Work instructions. Take every line where the string "their" appears and copy it.

[Start]

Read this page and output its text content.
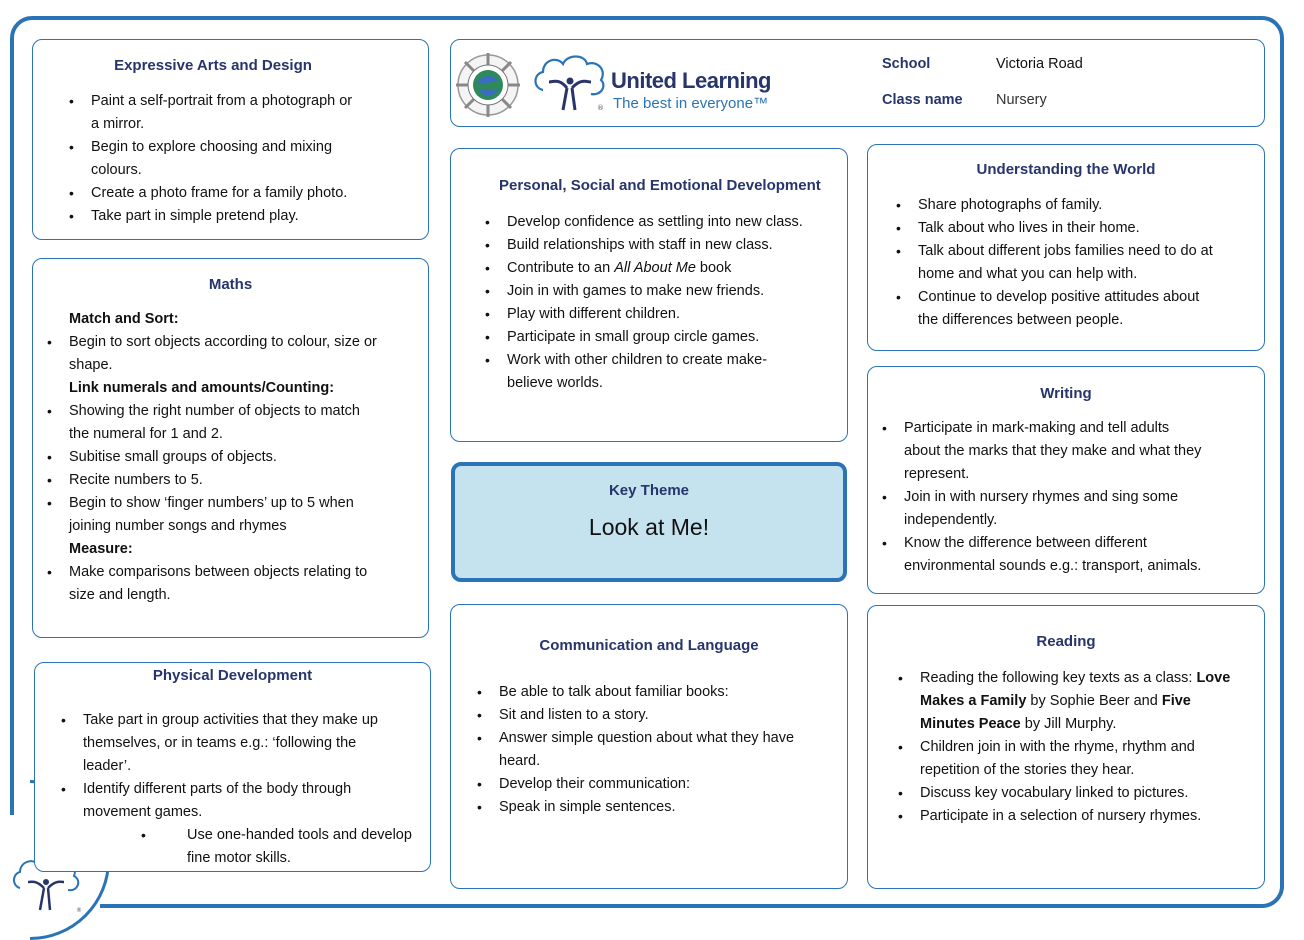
®
Expressive Arts and Design
• Paint a self-portrait from a photograph or
a mirror.
• Begin to explore choosing and mixing
colours.
• Create a photo frame for a family photo.
• Take part in simple pretend play.
Maths
Match and Sort:
• Begin to sort objects according to colour, size or
shape.
Link numerals and amounts/Counting:
• Showing the right number of objects to match
the numeral for 1 and 2.
• Subitise small groups of objects.
• Recite numbers to 5.
• Begin to show ‘finger numbers’ up to 5 when
joining number songs and rhymes
Measure:
• Make comparisons between objects relating to
size and length.
Physical Development
• Take part in group activities that they make up
themselves, or in teams e.g.: ‘following the
leader’.
• Identify different parts of the body through
movement games.
• Use one-handed tools and develop
fine motor skills.
®
United Learning
The best in everyone™
School	Victoria Road
Class name Nursery
Personal, Social and Emotional Development
• Develop confidence as settling into new class.
• Build relationships with staff in new class.
• Contribute to an All About Me book
• Join in with games to make new friends.
• Play with different children.
• Participate in small group circle games.
• Work with other children to create make-
believe worlds.
Key Theme
Look at Me!
Communication and Language
• Be able to talk about familiar books:
• Sit and listen to a story.
• Answer simple question about what they have
heard.
• Develop their communication:
• Speak in simple sentences.
Understanding the World
• Share photographs of family.
• Talk about who lives in their home.
• Talk about different jobs families need to do at
home and what you can help with.
• Continue to develop positive attitudes about
the differences between people.
Writing
• Participate in mark-making and tell adults
about the marks that they make and what they
represent.
• Join in with nursery rhymes and sing some
independently.
• Know the difference between different
environmental sounds e.g.: transport, animals.
Reading
• Reading the following key texts as a class: Love
Makes a Family by Sophie Beer and Five
Minutes Peace by Jill Murphy.
• Children join in with the rhyme, rhythm and
repetition of the stories they hear.
• Discuss key vocabulary linked to pictures.
• Participate in a selection of nursery rhymes.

[End]

Problem solution.
• Develop their communication:
• Talk about who lives in their home.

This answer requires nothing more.